» Problem to solve: Copy each of the entries below faithfully, setting aside any pictures.
>> Start Records for processing
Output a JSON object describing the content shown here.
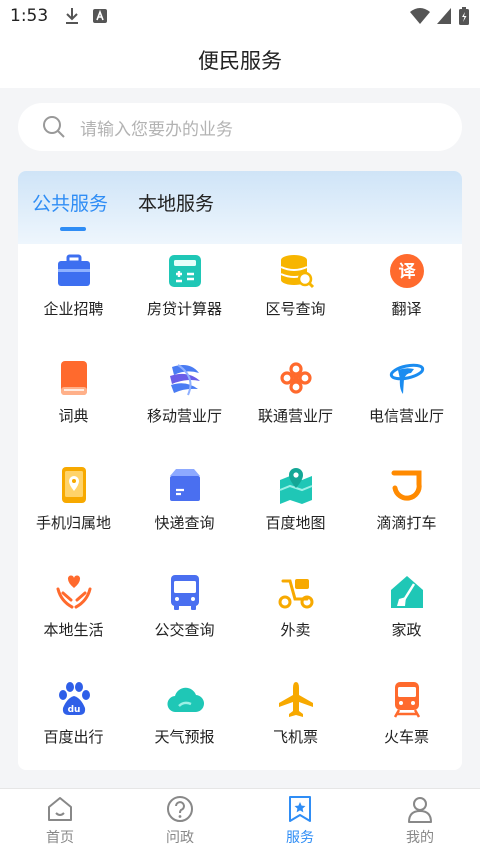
{
  "status_bar": {
    "time": "1:53"
  },
  "header": {
    "title": "便民服务"
  },
  "search": {
    "placeholder": "请输入您要办的业务"
  },
  "tabs": [
    {
      "label": "公共服务",
      "active": true
    },
    {
      "label": "本地服务",
      "active": false
    }
  ],
  "services": [
    {
      "label": "企业招聘",
      "icon": "briefcase-icon"
    },
    {
      "label": "房贷计算器",
      "icon": "calculator-icon"
    },
    {
      "label": "区号查询",
      "icon": "database-search-icon"
    },
    {
      "label": "翻译",
      "icon": "translate-icon"
    },
    {
      "label": "词典",
      "icon": "dictionary-icon"
    },
    {
      "label": "移动营业厅",
      "icon": "china-mobile-icon"
    },
    {
      "label": "联通营业厅",
      "icon": "china-unicom-icon"
    },
    {
      "label": "电信营业厅",
      "icon": "china-telecom-icon"
    },
    {
      "label": "手机归属地",
      "icon": "phone-location-icon"
    },
    {
      "label": "快递查询",
      "icon": "package-icon"
    },
    {
      "label": "百度地图",
      "icon": "map-icon"
    },
    {
      "label": "滴滴打车",
      "icon": "didi-icon"
    },
    {
      "label": "本地生活",
      "icon": "hands-heart-icon"
    },
    {
      "label": "公交查询",
      "icon": "bus-icon"
    },
    {
      "label": "外卖",
      "icon": "scooter-icon"
    },
    {
      "label": "家政",
      "icon": "house-broom-icon"
    },
    {
      "label": "百度出行",
      "icon": "baidu-paw-icon"
    },
    {
      "label": "天气预报",
      "icon": "cloud-icon"
    },
    {
      "label": "飞机票",
      "icon": "airplane-icon"
    },
    {
      "label": "火车票",
      "icon": "train-icon"
    }
  ],
  "nav": [
    {
      "label": "首页",
      "icon": "home-icon",
      "active": false
    },
    {
      "label": "问政",
      "icon": "question-icon",
      "active": false
    },
    {
      "label": "服务",
      "icon": "star-bookmark-icon",
      "active": true
    },
    {
      "label": "我的",
      "icon": "user-icon",
      "active": false
    }
  ],
  "colors": {
    "accent": "#2f8df5",
    "text": "#222222",
    "muted": "#888888"
  }
}
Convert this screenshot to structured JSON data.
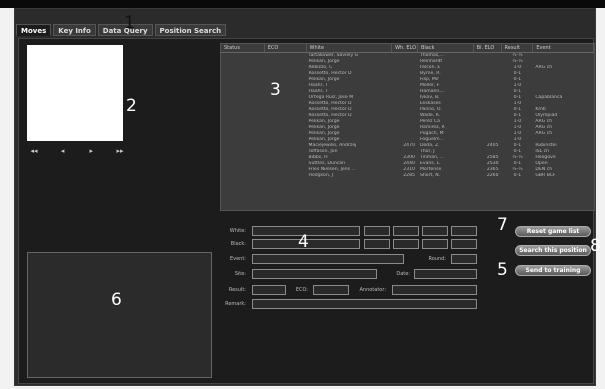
{
  "tabs": [
    "Moves",
    "Key Info",
    "Data Query",
    "Position Search"
  ],
  "nav": [
    "◂◂",
    "◂",
    "▸",
    "▸▸"
  ],
  "table": {
    "columns": [
      "Status",
      "ECO",
      "White",
      "Wh. ELO",
      "Black",
      "Bl. ELO",
      "Result",
      "Event"
    ],
    "rows": [
      [
        "",
        "",
        "Tartakower, Saviely G",
        "",
        "Thomas,...",
        "",
        "½-½",
        ""
      ],
      [
        "",
        "",
        "Pelikan, Jorge",
        "",
        "Reinhardt",
        "",
        "½-½",
        ""
      ],
      [
        "",
        "",
        "Rebizzo, C",
        "",
        "Falcon, E",
        "",
        "1-0",
        "ARG ch"
      ],
      [
        "",
        "",
        "Rossetto, Hector D",
        "",
        "Byrne, R.",
        "",
        "0-1",
        ""
      ],
      [
        "",
        "",
        "Pelikan, Jorge",
        "",
        "Filip, Mir",
        "",
        "0-1",
        ""
      ],
      [
        "",
        "",
        "Haahr, T",
        "",
        "Moller, F",
        "",
        "1-0",
        ""
      ],
      [
        "",
        "",
        "Haahr, T",
        "",
        "Hamann,...",
        "",
        "0-1",
        ""
      ],
      [
        "",
        "",
        "Ortega Ruiz, Jose M",
        "",
        "Ivkov, B.",
        "",
        "0-1",
        "Capablancа"
      ],
      [
        "",
        "",
        "Rossetto, Hector D",
        "",
        "Eliskases",
        "",
        "1-0",
        ""
      ],
      [
        "",
        "",
        "Rossetto, Hector D",
        "",
        "Panno, O.",
        "",
        "0-1",
        "Kmb"
      ],
      [
        "",
        "",
        "Rossetto, Hector D",
        "",
        "Wade, R.",
        "",
        "0-1",
        "Olympiad"
      ],
      [
        "",
        "",
        "Pelikan, Jorge",
        "",
        "Perez Ca",
        "",
        "1-0",
        "ARG ch"
      ],
      [
        "",
        "",
        "Pelikan, Jorge",
        "",
        "Ramirez, R",
        "",
        "1-0",
        "ARG ch"
      ],
      [
        "",
        "",
        "Pelikan, Jorge",
        "",
        "Pugach, M",
        "",
        "1-0",
        "ARG ch"
      ],
      [
        "",
        "",
        "Pelikan, Jorge",
        "",
        "Foguelm...",
        "",
        "1-0",
        ""
      ],
      [
        "",
        "",
        "Maciejewski, Andrzej",
        "2470",
        "Doda, Z.",
        "2405",
        "0-1",
        "Rubinstei"
      ],
      [
        "",
        "",
        "Toffason, Jon",
        "",
        "Thor, J",
        "",
        "0-1",
        "ISL ch"
      ],
      [
        "",
        "",
        "Bibbs, H",
        "2300",
        "Tinman, ...",
        "2585",
        "½-½",
        "Hoogove"
      ],
      [
        "",
        "",
        "Suttles, Duncan",
        "2440",
        "Evans, L.",
        "2530",
        "0-1",
        "Open"
      ],
      [
        "",
        "",
        "Fries Nielsen, Jens ...",
        "2310",
        "Mortense",
        "2365",
        "½-½",
        "DEN ch"
      ],
      [
        "",
        "",
        "Hodgson, J",
        "2285",
        "Short, N.",
        "2260",
        "0-1",
        "GBR BCF"
      ]
    ]
  },
  "form": {
    "white_label": "White:",
    "black_label": "Black:",
    "event_label": "Event:",
    "round_label": "Round:",
    "site_label": "Site:",
    "date_label": "Date:",
    "result_label": "Result:",
    "eco_label": "ECO:",
    "annotator_label": "Annotator:",
    "remark_label": "Remark:"
  },
  "buttons": {
    "reset": "Reset game list",
    "search": "Search this position",
    "send": "Send to training"
  },
  "callouts": [
    "1",
    "2",
    "3",
    "4",
    "5",
    "6",
    "7",
    "8"
  ]
}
>> End Records for processing
» Solution below:
Output a JSON object describing the content shown here.
{
  "status_bar": {
    "time": "1:53"
  },
  "header": {
    "title": "便民服务"
  },
  "search": {
    "placeholder": "请输入您要办的业务"
  },
  "tabs": [
    {
      "label": "公共服务",
      "active": true
    },
    {
      "label": "本地服务",
      "active": false
    }
  ],
  "services": [
    {
      "label": "企业招聘",
      "icon": "briefcase-icon"
    },
    {
      "label": "房贷计算器",
      "icon": "calculator-icon"
    },
    {
      "label": "区号查询",
      "icon": "database-search-icon"
    },
    {
      "label": "翻译",
      "icon": "translate-icon"
    },
    {
      "label": "词典",
      "icon": "dictionary-icon"
    },
    {
      "label": "移动营业厅",
      "icon": "china-mobile-icon"
    },
    {
      "label": "联通营业厅",
      "icon": "china-unicom-icon"
    },
    {
      "label": "电信营业厅",
      "icon": "china-telecom-icon"
    },
    {
      "label": "手机归属地",
      "icon": "phone-location-icon"
    },
    {
      "label": "快递查询",
      "icon": "package-icon"
    },
    {
      "label": "百度地图",
      "icon": "map-icon"
    },
    {
      "label": "滴滴打车",
      "icon": "didi-icon"
    },
    {
      "label": "本地生活",
      "icon": "hands-heart-icon"
    },
    {
      "label": "公交查询",
      "icon": "bus-icon"
    },
    {
      "label": "外卖",
      "icon": "scooter-icon"
    },
    {
      "label": "家政",
      "icon": "house-broom-icon"
    },
    {
      "label": "百度出行",
      "icon": "baidu-paw-icon"
    },
    {
      "label": "天气预报",
      "icon": "cloud-icon"
    },
    {
      "label": "飞机票",
      "icon": "airplane-icon"
    },
    {
      "label": "火车票",
      "icon": "train-icon"
    }
  ],
  "nav": [
    {
      "label": "首页",
      "icon": "home-icon",
      "active": false
    },
    {
      "label": "问政",
      "icon": "question-icon",
      "active": false
    },
    {
      "label": "服务",
      "icon": "star-bookmark-icon",
      "active": true
    },
    {
      "label": "我的",
      "icon": "user-icon",
      "active": false
    }
  ],
  "colors": {
    "accent": "#2f8df5",
    "text": "#222222",
    "muted": "#888888"
  }
}
Convert this screenshot to structured JSON data.
{
  "tabs": [
    "Moves",
    "Key Info",
    "Data Query",
    "Position Search"
  ],
  "nav": [
    "◂◂",
    "◂",
    "▸",
    "▸▸"
  ],
  "table": {
    "columns": [
      "Status",
      "ECO",
      "White",
      "Wh. ELO",
      "Black",
      "Bl. ELO",
      "Result",
      "Event"
    ],
    "rows": [
      [
        "",
        "",
        "Tartakower, Saviely G",
        "",
        "Thomas,...",
        "",
        "½-½",
        ""
      ],
      [
        "",
        "",
        "Pelikan, Jorge",
        "",
        "Reinhardt",
        "",
        "½-½",
        ""
      ],
      [
        "",
        "",
        "Rebizzo, C",
        "",
        "Falcon, E",
        "",
        "1-0",
        "ARG ch"
      ],
      [
        "",
        "",
        "Rossetto, Hector D",
        "",
        "Byrne, R.",
        "",
        "0-1",
        ""
      ],
      [
        "",
        "",
        "Pelikan, Jorge",
        "",
        "Filip, Mir",
        "",
        "0-1",
        ""
      ],
      [
        "",
        "",
        "Haahr, T",
        "",
        "Moller, F",
        "",
        "1-0",
        ""
      ],
      [
        "",
        "",
        "Haahr, T",
        "",
        "Hamann,...",
        "",
        "0-1",
        ""
      ],
      [
        "",
        "",
        "Ortega Ruiz, Jose M",
        "",
        "Ivkov, B.",
        "",
        "0-1",
        "Capablancа"
      ],
      [
        "",
        "",
        "Rossetto, Hector D",
        "",
        "Eliskases",
        "",
        "1-0",
        ""
      ],
      [
        "",
        "",
        "Rossetto, Hector D",
        "",
        "Panno, O.",
        "",
        "0-1",
        "Kmb"
      ],
      [
        "",
        "",
        "Rossetto, Hector D",
        "",
        "Wade, R.",
        "",
        "0-1",
        "Olympiad"
      ],
      [
        "",
        "",
        "Pelikan, Jorge",
        "",
        "Perez Ca",
        "",
        "1-0",
        "ARG ch"
      ],
      [
        "",
        "",
        "Pelikan, Jorge",
        "",
        "Ramirez, R",
        "",
        "1-0",
        "ARG ch"
      ],
      [
        "",
        "",
        "Pelikan, Jorge",
        "",
        "Pugach, M",
        "",
        "1-0",
        "ARG ch"
      ],
      [
        "",
        "",
        "Pelikan, Jorge",
        "",
        "Foguelm...",
        "",
        "1-0",
        ""
      ],
      [
        "",
        "",
        "Maciejewski, Andrzej",
        "2470",
        "Doda, Z.",
        "2405",
        "0-1",
        "Rubinstei"
      ],
      [
        "",
        "",
        "Toffason, Jon",
        "",
        "Thor, J",
        "",
        "0-1",
        "ISL ch"
      ],
      [
        "",
        "",
        "Bibbs, H",
        "2300",
        "Tinman, ...",
        "2585",
        "½-½",
        "Hoogove"
      ],
      [
        "",
        "",
        "Suttles, Duncan",
        "2440",
        "Evans, L.",
        "2530",
        "0-1",
        "Open"
      ],
      [
        "",
        "",
        "Fries Nielsen, Jens ...",
        "2310",
        "Mortense",
        "2365",
        "½-½",
        "DEN ch"
      ],
      [
        "",
        "",
        "Hodgson, J",
        "2285",
        "Short, N.",
        "2260",
        "0-1",
        "GBR BCF"
      ]
    ]
  },
  "form": {
    "white_label": "White:",
    "black_label": "Black:",
    "event_label": "Event:",
    "round_label": "Round:",
    "site_label": "Site:",
    "date_label": "Date:",
    "result_label": "Result:",
    "eco_label": "ECO:",
    "annotator_label": "Annotator:",
    "remark_label": "Remark:"
  },
  "buttons": {
    "reset": "Reset game list",
    "search": "Search this position",
    "send": "Send to training"
  },
  "callouts": [
    "1",
    "2",
    "3",
    "4",
    "5",
    "6",
    "7",
    "8"
  ]
}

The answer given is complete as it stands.